start Document section

It’s sad that, for the most part, Bobby Layne’s very name
has been reduced to something of a psychic bogeyman, a dirty word people barely
dare to even whisper when they talk about the Lions. It is insane and it is
ridiculous, but “insane” and “ridiculous” pretty much sum up being a fan of
this goddamn team.
After Bobby Layne and before Matthew Stafford was literally
50 years of absurd failure, the sort of thing that Browns fans are only beginning
to understand. Every single quarterback who the Lions threw out there failed,
some more tragically and ridiculously than others. Instead of talking about all
of them one by one like Arya Stark reciting her death list, I’ll just focus on
five tragedies in particular.
After nearly 30 years of wandering in the desert, relying on
names like Jeff Komlo and Gary Danielson to combat Bobby Layne’s psychic five
finger death touch, the Lions said fuck it and went big, drafting Chuck Long in
the first round in 1986. He was supposed to be the Answer. Finally. Naturally,
he basically played one horrible season and then flamed out of the league.

end Document section
start Source excerpt

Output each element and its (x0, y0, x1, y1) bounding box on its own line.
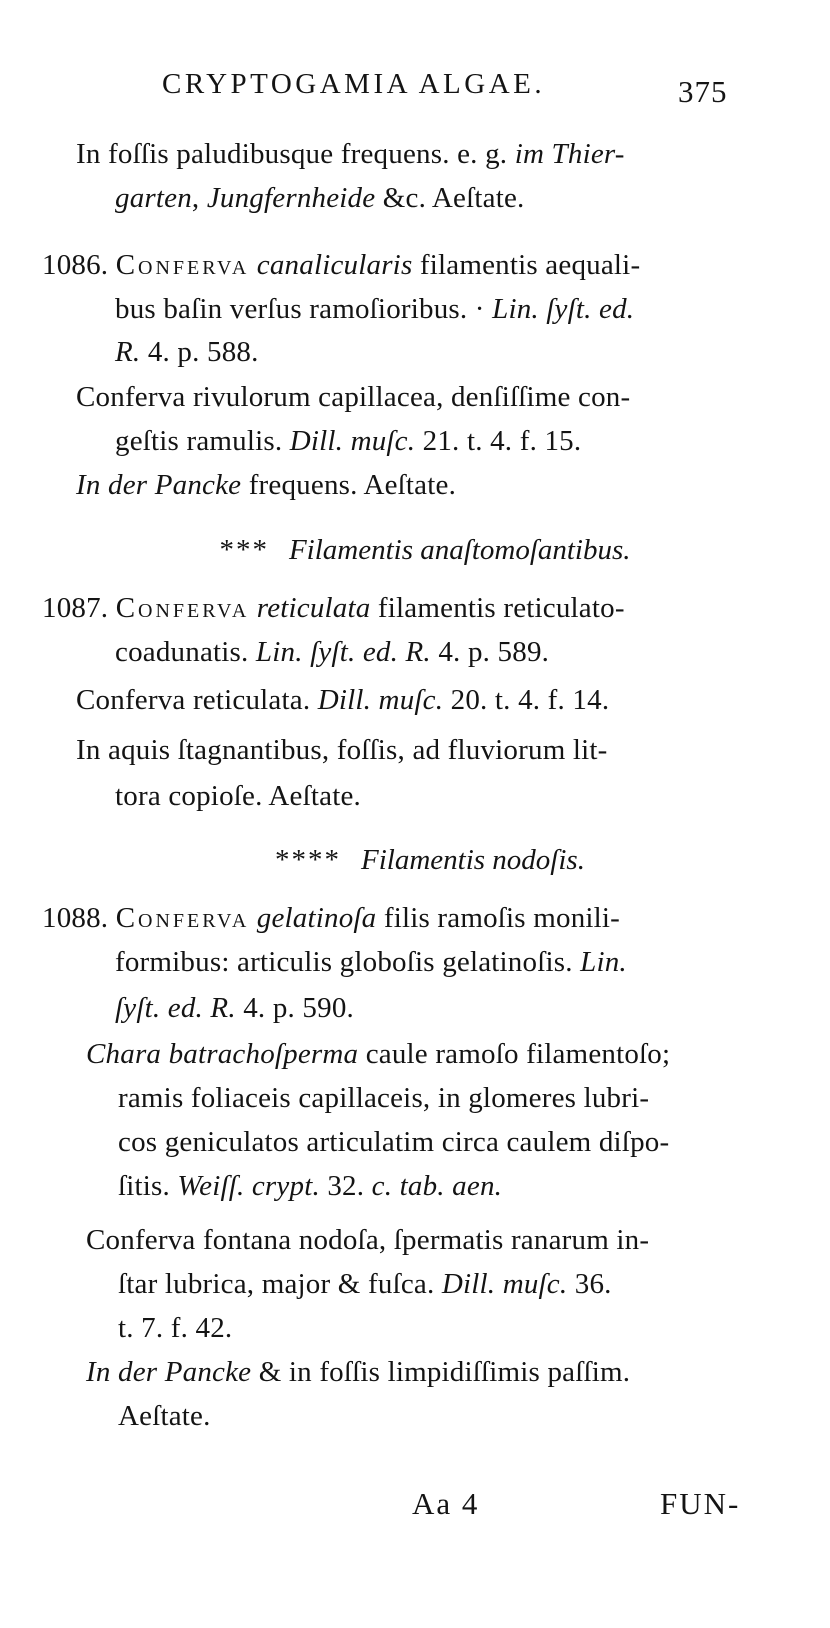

end Source excerpt

Written problem: Pick up the piece on the Lions' long run of failed quarterbacks after its last sentence and keep writing it.

Result:
Next!
Only a few years after drafting Long – and a year after
drafting Barry Sanders – the Lions decided to try to take a spiritual
flamethrower to Bobby Layne by drafting Heisman winner Andre Ware. The idea was
to pair him with fellow Heisman winner Barry Sanders and create an unstoppable
run-and-shoot offensive juggernaut. It turns out, though, that Andre Ware was
just a product of a crazy Houston offense in college, the sort of dude we’d
dismiss as a “system quarterback” if he came out today, like one of those Texas
Tech quarterbacks who throws for 5,000 yards and doesn’t even get drafted. Back
then, nobody knew better, and so of course the Lions were the team that got to
learn the lesson. Andre Ware played a total of 14 games over 4 years, starting
only 6. Next!
Nearly a decade went by before the Lions tried to draft
their next franchise quarterback. His name? Joey Harrington. Next!!!
Okay fine, “next” was named Matthew Stafford, and that’s
worked out pretty well. Finally. But we’re not done with the tragedies and there’s
a couple more I want to talk about, a couple of players who weren’t horrible
busts but still contributed their own painful psychic wounds to our collective
psyche.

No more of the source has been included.